::: DATA TO PROCESS

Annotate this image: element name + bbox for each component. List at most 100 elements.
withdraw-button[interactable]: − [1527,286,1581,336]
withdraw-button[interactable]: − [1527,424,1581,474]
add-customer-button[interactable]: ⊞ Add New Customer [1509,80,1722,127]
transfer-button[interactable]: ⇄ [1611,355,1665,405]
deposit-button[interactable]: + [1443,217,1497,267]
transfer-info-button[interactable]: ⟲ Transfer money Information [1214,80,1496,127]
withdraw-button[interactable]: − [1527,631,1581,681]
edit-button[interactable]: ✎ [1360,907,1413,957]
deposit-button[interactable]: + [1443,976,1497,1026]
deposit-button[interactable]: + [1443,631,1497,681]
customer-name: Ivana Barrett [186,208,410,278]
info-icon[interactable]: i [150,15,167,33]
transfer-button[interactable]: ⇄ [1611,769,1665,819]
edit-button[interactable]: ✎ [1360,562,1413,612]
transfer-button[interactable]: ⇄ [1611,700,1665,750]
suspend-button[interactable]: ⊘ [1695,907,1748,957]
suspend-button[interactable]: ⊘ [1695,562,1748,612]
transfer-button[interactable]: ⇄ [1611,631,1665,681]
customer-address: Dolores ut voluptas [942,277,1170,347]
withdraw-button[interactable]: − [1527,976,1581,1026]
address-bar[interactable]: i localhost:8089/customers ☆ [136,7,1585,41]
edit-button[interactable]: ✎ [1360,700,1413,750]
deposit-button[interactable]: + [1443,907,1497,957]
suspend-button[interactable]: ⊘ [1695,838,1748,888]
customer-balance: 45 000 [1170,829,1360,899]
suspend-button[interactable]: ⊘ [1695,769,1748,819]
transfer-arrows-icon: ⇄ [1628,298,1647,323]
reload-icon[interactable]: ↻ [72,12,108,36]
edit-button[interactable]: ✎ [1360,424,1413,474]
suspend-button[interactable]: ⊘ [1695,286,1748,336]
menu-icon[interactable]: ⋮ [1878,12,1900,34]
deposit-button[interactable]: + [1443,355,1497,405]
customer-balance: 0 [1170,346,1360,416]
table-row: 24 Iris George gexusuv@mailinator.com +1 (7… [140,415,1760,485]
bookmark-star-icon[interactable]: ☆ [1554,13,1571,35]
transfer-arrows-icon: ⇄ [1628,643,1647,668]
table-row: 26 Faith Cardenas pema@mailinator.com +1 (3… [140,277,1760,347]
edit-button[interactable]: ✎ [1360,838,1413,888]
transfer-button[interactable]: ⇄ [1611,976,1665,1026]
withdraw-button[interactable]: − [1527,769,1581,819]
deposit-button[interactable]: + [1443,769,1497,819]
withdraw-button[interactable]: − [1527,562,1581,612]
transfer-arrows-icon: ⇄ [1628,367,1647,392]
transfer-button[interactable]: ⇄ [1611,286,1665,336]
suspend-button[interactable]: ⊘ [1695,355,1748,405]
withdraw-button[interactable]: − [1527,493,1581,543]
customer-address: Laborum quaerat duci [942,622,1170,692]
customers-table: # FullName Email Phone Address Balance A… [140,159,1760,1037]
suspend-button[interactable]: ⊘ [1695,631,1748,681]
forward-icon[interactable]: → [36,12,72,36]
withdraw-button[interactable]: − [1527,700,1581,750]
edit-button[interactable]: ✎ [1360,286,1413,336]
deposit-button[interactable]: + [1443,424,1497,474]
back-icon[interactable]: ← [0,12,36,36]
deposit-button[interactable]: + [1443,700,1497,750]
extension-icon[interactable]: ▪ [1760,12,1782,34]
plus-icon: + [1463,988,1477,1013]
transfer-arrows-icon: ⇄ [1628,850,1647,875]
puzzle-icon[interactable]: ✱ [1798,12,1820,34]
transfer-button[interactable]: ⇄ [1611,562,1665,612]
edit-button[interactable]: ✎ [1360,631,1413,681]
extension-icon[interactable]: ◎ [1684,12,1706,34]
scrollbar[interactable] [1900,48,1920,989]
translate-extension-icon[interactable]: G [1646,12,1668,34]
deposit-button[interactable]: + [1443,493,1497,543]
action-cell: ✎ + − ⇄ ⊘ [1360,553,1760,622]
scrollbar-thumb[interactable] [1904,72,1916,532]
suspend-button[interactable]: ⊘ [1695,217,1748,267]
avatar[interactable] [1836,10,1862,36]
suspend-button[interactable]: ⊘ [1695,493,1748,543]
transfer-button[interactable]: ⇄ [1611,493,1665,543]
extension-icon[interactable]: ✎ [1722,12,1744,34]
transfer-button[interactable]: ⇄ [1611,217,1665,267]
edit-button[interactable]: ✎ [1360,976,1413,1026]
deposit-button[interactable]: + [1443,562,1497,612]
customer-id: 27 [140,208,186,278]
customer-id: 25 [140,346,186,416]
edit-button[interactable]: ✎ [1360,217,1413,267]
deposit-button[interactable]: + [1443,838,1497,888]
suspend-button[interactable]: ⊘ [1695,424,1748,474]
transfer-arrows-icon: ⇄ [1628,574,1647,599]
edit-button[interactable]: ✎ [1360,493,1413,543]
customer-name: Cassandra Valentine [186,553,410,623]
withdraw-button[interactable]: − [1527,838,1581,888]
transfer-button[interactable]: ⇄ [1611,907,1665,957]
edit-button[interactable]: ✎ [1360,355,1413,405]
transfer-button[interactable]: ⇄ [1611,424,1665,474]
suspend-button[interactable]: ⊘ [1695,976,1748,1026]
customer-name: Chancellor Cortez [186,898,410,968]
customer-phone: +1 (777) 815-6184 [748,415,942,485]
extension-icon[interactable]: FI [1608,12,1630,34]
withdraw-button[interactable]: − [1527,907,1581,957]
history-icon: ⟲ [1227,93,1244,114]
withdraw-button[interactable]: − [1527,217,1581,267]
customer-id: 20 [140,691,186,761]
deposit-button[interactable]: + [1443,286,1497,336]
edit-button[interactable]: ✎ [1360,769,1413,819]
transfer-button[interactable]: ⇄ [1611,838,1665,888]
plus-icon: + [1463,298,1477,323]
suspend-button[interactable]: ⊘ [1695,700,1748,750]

::::::

**DESCRIPTION OF THE TASK**
Return everything from the start of the records above down to and including the line containing "deposit-button[interactable]: + [1443,769,1497,819]", copied character for character.

**OUTPUT BELOW**
Annotate this image: element name + bbox for each component. List at most 100 elements.
withdraw-button[interactable]: − [1527,286,1581,336]
withdraw-button[interactable]: − [1527,424,1581,474]
add-customer-button[interactable]: ⊞ Add New Customer [1509,80,1722,127]
transfer-button[interactable]: ⇄ [1611,355,1665,405]
deposit-button[interactable]: + [1443,217,1497,267]
transfer-info-button[interactable]: ⟲ Transfer money Information [1214,80,1496,127]
withdraw-button[interactable]: − [1527,631,1581,681]
edit-button[interactable]: ✎ [1360,907,1413,957]
deposit-button[interactable]: + [1443,976,1497,1026]
deposit-button[interactable]: + [1443,631,1497,681]
customer-name: Ivana Barrett [186,208,410,278]
info-icon[interactable]: i [150,15,167,33]
transfer-button[interactable]: ⇄ [1611,769,1665,819]
edit-button[interactable]: ✎ [1360,562,1413,612]
transfer-button[interactable]: ⇄ [1611,700,1665,750]
suspend-button[interactable]: ⊘ [1695,907,1748,957]
suspend-button[interactable]: ⊘ [1695,562,1748,612]
transfer-button[interactable]: ⇄ [1611,631,1665,681]
customer-address: Dolores ut voluptas [942,277,1170,347]
withdraw-button[interactable]: − [1527,976,1581,1026]
address-bar[interactable]: i localhost:8089/customers ☆ [136,7,1585,41]
edit-button[interactable]: ✎ [1360,700,1413,750]
deposit-button[interactable]: + [1443,907,1497,957]
suspend-button[interactable]: ⊘ [1695,838,1748,888]
customer-balance: 45 000 [1170,829,1360,899]
suspend-button[interactable]: ⊘ [1695,769,1748,819]
transfer-arrows-icon: ⇄ [1628,298,1647,323]
reload-icon[interactable]: ↻ [72,12,108,36]
edit-button[interactable]: ✎ [1360,424,1413,474]
suspend-button[interactable]: ⊘ [1695,286,1748,336]
menu-icon[interactable]: ⋮ [1878,12,1900,34]
deposit-button[interactable]: + [1443,355,1497,405]
customer-balance: 0 [1170,346,1360,416]
table-row: 24 Iris George gexusuv@mailinator.com +1 (7… [140,415,1760,485]
bookmark-star-icon[interactable]: ☆ [1554,13,1571,35]
transfer-arrows-icon: ⇄ [1628,643,1647,668]
table-row: 26 Faith Cardenas pema@mailinator.com +1 (3… [140,277,1760,347]
edit-button[interactable]: ✎ [1360,838,1413,888]
transfer-button[interactable]: ⇄ [1611,976,1665,1026]
withdraw-button[interactable]: − [1527,769,1581,819]
deposit-button[interactable]: + [1443,769,1497,819]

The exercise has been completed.